[Begin]
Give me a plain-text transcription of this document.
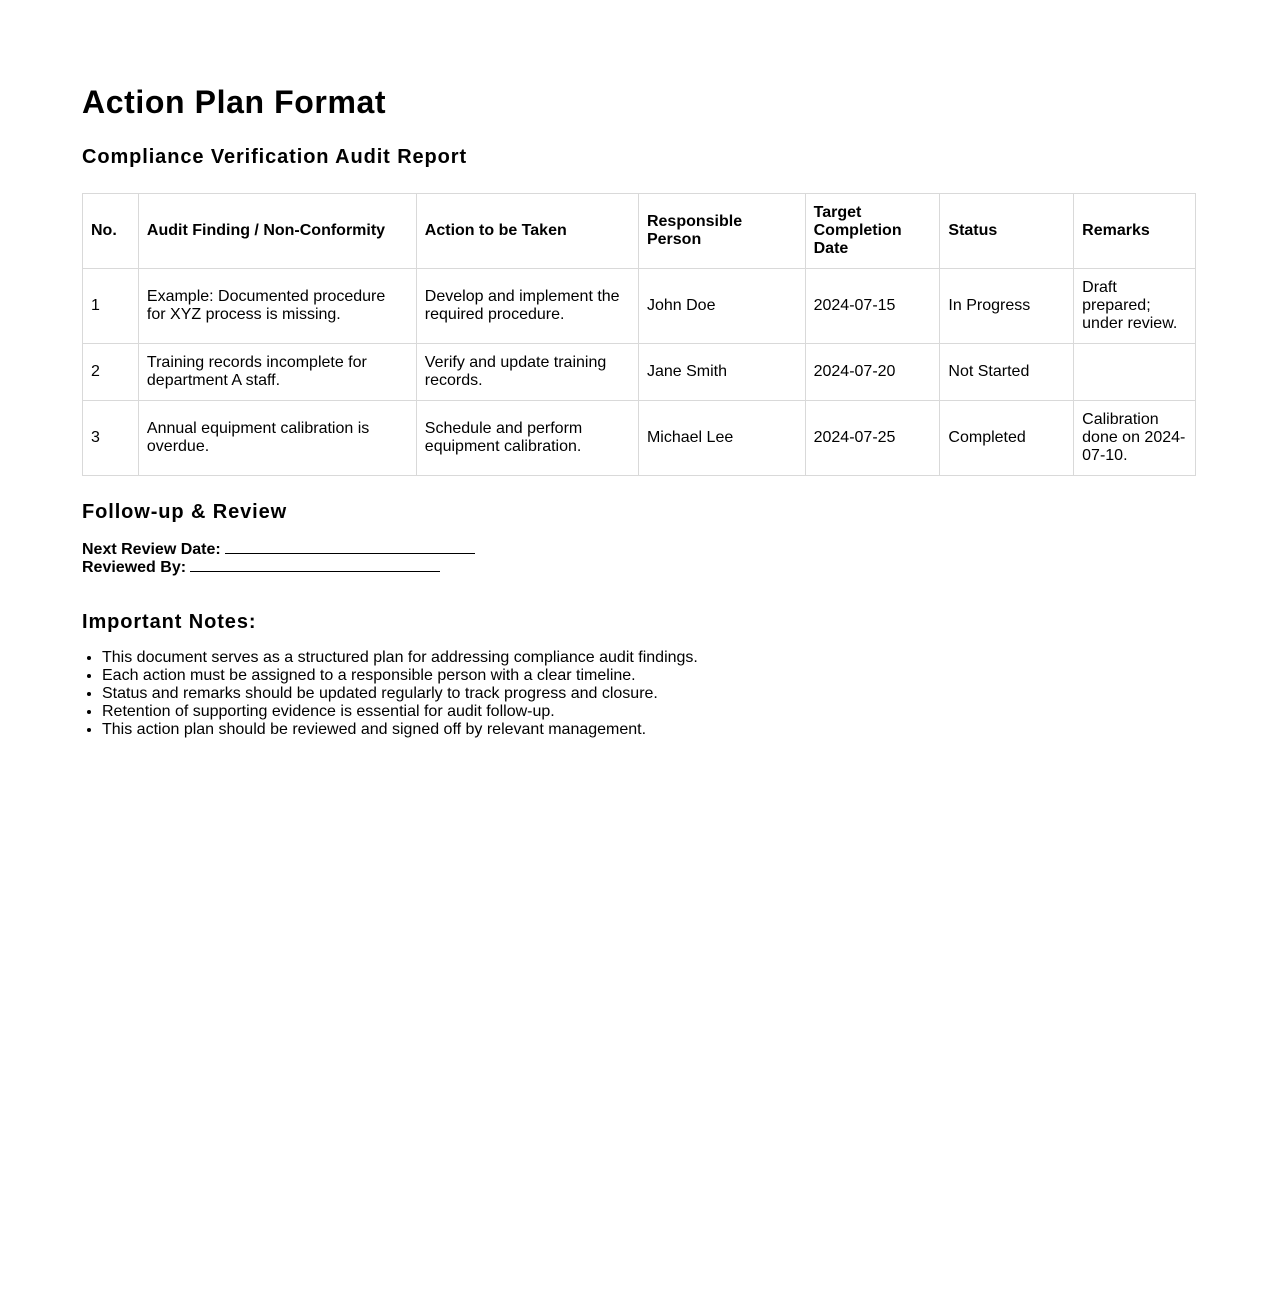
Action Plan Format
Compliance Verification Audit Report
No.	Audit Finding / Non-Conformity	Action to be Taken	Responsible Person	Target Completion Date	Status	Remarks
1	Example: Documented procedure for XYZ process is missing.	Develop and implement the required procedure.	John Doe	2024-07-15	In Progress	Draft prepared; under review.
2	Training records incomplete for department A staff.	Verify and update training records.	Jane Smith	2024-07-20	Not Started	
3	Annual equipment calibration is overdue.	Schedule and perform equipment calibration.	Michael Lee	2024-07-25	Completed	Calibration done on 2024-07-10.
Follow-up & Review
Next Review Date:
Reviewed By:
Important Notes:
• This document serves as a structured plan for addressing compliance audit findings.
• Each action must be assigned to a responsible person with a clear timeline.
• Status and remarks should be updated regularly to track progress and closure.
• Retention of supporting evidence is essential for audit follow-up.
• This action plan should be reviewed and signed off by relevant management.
[End]
Goal: Output the data above without changes, apart from leaving out the pictures.

Response:
Give me a plain-text transcription of this document.
Action Plan Format
Compliance Verification Audit Report
No.	Audit Finding / Non-Conformity	Action to be Taken	Responsible Person	Target Completion Date	Status	Remarks
1	Example: Documented procedure for XYZ process is missing.	Develop and implement the required procedure.	John Doe	2024-07-15	In Progress	Draft prepared; under review.
2	Training records incomplete for department A staff.	Verify and update training records.	Jane Smith	2024-07-20	Not Started	
3	Annual equipment calibration is overdue.	Schedule and perform equipment calibration.	Michael Lee	2024-07-25	Completed	Calibration done on 2024-07-10.
Follow-up & Review
Next Review Date:
Reviewed By:
Important Notes:
• This document serves as a structured plan for addressing compliance audit findings.
• Each action must be assigned to a responsible person with a clear timeline.
• Status and remarks should be updated regularly to track progress and closure.
• Retention of supporting evidence is essential for audit follow-up.
• This action plan should be reviewed and signed off by relevant management.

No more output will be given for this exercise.